== DATASET EXCERPTS ==

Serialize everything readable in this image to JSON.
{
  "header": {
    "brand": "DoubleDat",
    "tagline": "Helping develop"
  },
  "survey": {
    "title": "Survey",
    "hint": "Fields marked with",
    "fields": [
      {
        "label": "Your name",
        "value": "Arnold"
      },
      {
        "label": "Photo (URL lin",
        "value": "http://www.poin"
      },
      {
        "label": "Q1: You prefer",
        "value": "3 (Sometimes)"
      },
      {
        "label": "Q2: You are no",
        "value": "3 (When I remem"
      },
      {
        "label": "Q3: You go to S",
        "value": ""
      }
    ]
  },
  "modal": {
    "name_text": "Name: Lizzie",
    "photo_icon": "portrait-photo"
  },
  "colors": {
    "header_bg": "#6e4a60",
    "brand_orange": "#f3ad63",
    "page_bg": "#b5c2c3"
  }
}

===

Return all lines of the material above in which the word "label" occurs.

        "label": "Your name",
        "label": "Photo (URL lin",
        "label": "Q1: You prefer",
        "label": "Q2: You are no",
        "label": "Q3: You go to S",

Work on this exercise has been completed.